SUPPLIED RECORDS:
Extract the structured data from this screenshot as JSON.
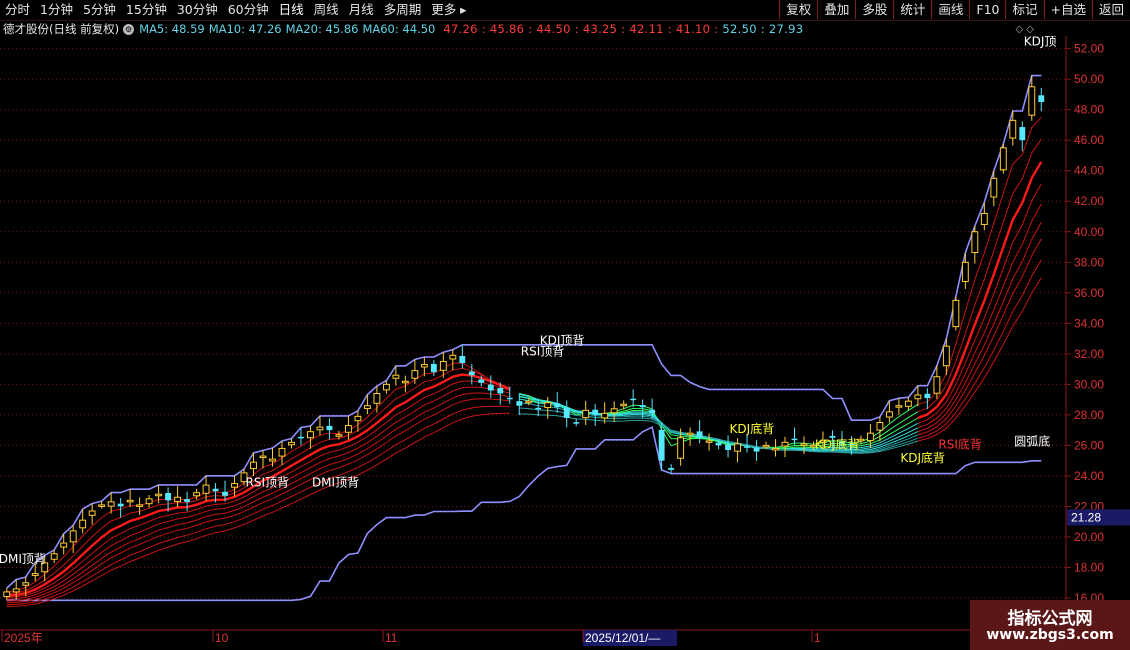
{
  "toolbar": {
    "periods": [
      "分时",
      "1分钟",
      "5分钟",
      "15分钟",
      "30分钟",
      "60分钟",
      "日线",
      "周线",
      "月线",
      "多周期",
      "更多"
    ],
    "active_period": "日线",
    "right_buttons": [
      "复权",
      "叠加",
      "多股",
      "统计",
      "画线",
      "F10",
      "标记",
      "+自选",
      "返回"
    ]
  },
  "info": {
    "stock_title": "德才股份(日线 前复权)",
    "ma5": "MA5: 48.59",
    "ma10": "MA10: 47.26",
    "ma20": "MA20: 45.86",
    "ma60": "MA60: 44.50",
    "indicator_values": "47.26 : 45.86 : 44.50 : 43.25 : 42.11 : 41.10 :",
    "indicator_tail": "52.50 : 27.93",
    "corner_icons": "◇ ◇"
  },
  "axis": {
    "y_ticks": [
      "52.00",
      "50.00",
      "48.00",
      "46.00",
      "44.00",
      "42.00",
      "40.00",
      "38.00",
      "36.00",
      "34.00",
      "32.00",
      "30.00",
      "28.00",
      "26.00",
      "24.00",
      "22.00",
      "20.00",
      "18.00",
      "16.00"
    ],
    "current_price_tag": "21.28",
    "x_labels": [
      "2025年",
      "10",
      "11",
      "2025/12/01/—",
      "1"
    ]
  },
  "signals": [
    {
      "text": "DMI顶背",
      "color": "#ffffff"
    },
    {
      "text": "RSI顶背",
      "color": "#ffffff"
    },
    {
      "text": "DMI顶背",
      "color": "#ffffff"
    },
    {
      "text": "RSI顶背",
      "color": "#ffffff"
    },
    {
      "text": "KDJ顶背",
      "color": "#ffffff"
    },
    {
      "text": "KDJ底背",
      "color": "#ffff33"
    },
    {
      "text": "KDJ底背",
      "color": "#ffff33"
    },
    {
      "text": "KDJ底背",
      "color": "#ffff33"
    },
    {
      "text": "RSI底背",
      "color": "#ff3333"
    },
    {
      "text": "圆弧底",
      "color": "#ffffff"
    },
    {
      "text": "KDJ顶",
      "color": "#ffffff"
    }
  ],
  "watermark": {
    "title": "指标公式网",
    "url": "www.zbgs3.com"
  },
  "chart_data": {
    "type": "candlestick",
    "ylim": [
      16,
      52.5
    ],
    "candle_count": 110,
    "closes": [
      16.4,
      16.6,
      17.0,
      17.6,
      18.3,
      18.9,
      19.6,
      20.4,
      21.1,
      21.7,
      22.1,
      22.3,
      22.0,
      22.4,
      22.1,
      22.5,
      22.8,
      22.4,
      22.6,
      22.3,
      22.9,
      23.4,
      23.0,
      22.7,
      23.5,
      24.2,
      24.9,
      25.3,
      25.1,
      25.8,
      26.2,
      26.5,
      26.9,
      27.2,
      27.0,
      26.7,
      27.3,
      27.9,
      28.6,
      29.4,
      30.0,
      30.6,
      30.2,
      30.9,
      31.3,
      30.8,
      31.5,
      31.9,
      31.4,
      30.6,
      30.1,
      29.6,
      29.4,
      29.1,
      28.6,
      28.9,
      28.4,
      28.8,
      28.5,
      27.8,
      27.5,
      28.3,
      28.0,
      28.1,
      28.4,
      28.7,
      29.0,
      28.5,
      28.1,
      25.0,
      24.4,
      26.5,
      26.8,
      26.5,
      26.3,
      26.0,
      25.7,
      26.1,
      25.9,
      25.6,
      26.0,
      25.8,
      26.2,
      26.4,
      26.1,
      26.0,
      26.3,
      26.5,
      26.2,
      26.0,
      26.4,
      26.8,
      27.5,
      28.2,
      28.6,
      28.9,
      29.3,
      29.1,
      30.5,
      32.5,
      35.5,
      38.0,
      40.0,
      41.2,
      43.5,
      45.5,
      47.3,
      46.0,
      49.5,
      48.5
    ],
    "ma_ribbon_levels": 9,
    "channel_upper": "stepped ceiling following recent highs",
    "channel_lower": "stepped floor following recent lows"
  }
}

PROBLEM STATEMENT:
The pictures should not be reproduced; quote all of the other material exactly.

EXERCISE ANSWER:
Extract the structured data from this screenshot as JSON.
{
  "toolbar": {
    "periods": [
      "分时",
      "1分钟",
      "5分钟",
      "15分钟",
      "30分钟",
      "60分钟",
      "日线",
      "周线",
      "月线",
      "多周期",
      "更多"
    ],
    "active_period": "日线",
    "right_buttons": [
      "复权",
      "叠加",
      "多股",
      "统计",
      "画线",
      "F10",
      "标记",
      "+自选",
      "返回"
    ]
  },
  "info": {
    "stock_title": "德才股份(日线 前复权)",
    "ma5": "MA5: 48.59",
    "ma10": "MA10: 47.26",
    "ma20": "MA20: 45.86",
    "ma60": "MA60: 44.50",
    "indicator_values": "47.26 : 45.86 : 44.50 : 43.25 : 42.11 : 41.10 :",
    "indicator_tail": "52.50 : 27.93",
    "corner_icons": "◇ ◇"
  },
  "axis": {
    "y_ticks": [
      "52.00",
      "50.00",
      "48.00",
      "46.00",
      "44.00",
      "42.00",
      "40.00",
      "38.00",
      "36.00",
      "34.00",
      "32.00",
      "30.00",
      "28.00",
      "26.00",
      "24.00",
      "22.00",
      "20.00",
      "18.00",
      "16.00"
    ],
    "current_price_tag": "21.28",
    "x_labels": [
      "2025年",
      "10",
      "11",
      "2025/12/01/—",
      "1"
    ]
  },
  "signals": [
    {
      "text": "DMI顶背",
      "color": "#ffffff"
    },
    {
      "text": "RSI顶背",
      "color": "#ffffff"
    },
    {
      "text": "DMI顶背",
      "color": "#ffffff"
    },
    {
      "text": "RSI顶背",
      "color": "#ffffff"
    },
    {
      "text": "KDJ顶背",
      "color": "#ffffff"
    },
    {
      "text": "KDJ底背",
      "color": "#ffff33"
    },
    {
      "text": "KDJ底背",
      "color": "#ffff33"
    },
    {
      "text": "KDJ底背",
      "color": "#ffff33"
    },
    {
      "text": "RSI底背",
      "color": "#ff3333"
    },
    {
      "text": "圆弧底",
      "color": "#ffffff"
    },
    {
      "text": "KDJ顶",
      "color": "#ffffff"
    }
  ],
  "watermark": {
    "title": "指标公式网",
    "url": "www.zbgs3.com"
  },
  "chart_data": {
    "type": "candlestick",
    "ylim": [
      16,
      52.5
    ],
    "candle_count": 110,
    "closes": [
      16.4,
      16.6,
      17.0,
      17.6,
      18.3,
      18.9,
      19.6,
      20.4,
      21.1,
      21.7,
      22.1,
      22.3,
      22.0,
      22.4,
      22.1,
      22.5,
      22.8,
      22.4,
      22.6,
      22.3,
      22.9,
      23.4,
      23.0,
      22.7,
      23.5,
      24.2,
      24.9,
      25.3,
      25.1,
      25.8,
      26.2,
      26.5,
      26.9,
      27.2,
      27.0,
      26.7,
      27.3,
      27.9,
      28.6,
      29.4,
      30.0,
      30.6,
      30.2,
      30.9,
      31.3,
      30.8,
      31.5,
      31.9,
      31.4,
      30.6,
      30.1,
      29.6,
      29.4,
      29.1,
      28.6,
      28.9,
      28.4,
      28.8,
      28.5,
      27.8,
      27.5,
      28.3,
      28.0,
      28.1,
      28.4,
      28.7,
      29.0,
      28.5,
      28.1,
      25.0,
      24.4,
      26.5,
      26.8,
      26.5,
      26.3,
      26.0,
      25.7,
      26.1,
      25.9,
      25.6,
      26.0,
      25.8,
      26.2,
      26.4,
      26.1,
      26.0,
      26.3,
      26.5,
      26.2,
      26.0,
      26.4,
      26.8,
      27.5,
      28.2,
      28.6,
      28.9,
      29.3,
      29.1,
      30.5,
      32.5,
      35.5,
      38.0,
      40.0,
      41.2,
      43.5,
      45.5,
      47.3,
      46.0,
      49.5,
      48.5
    ],
    "ma_ribbon_levels": 9,
    "channel_upper": "stepped ceiling following recent highs",
    "channel_lower": "stepped floor following recent lows"
  }
}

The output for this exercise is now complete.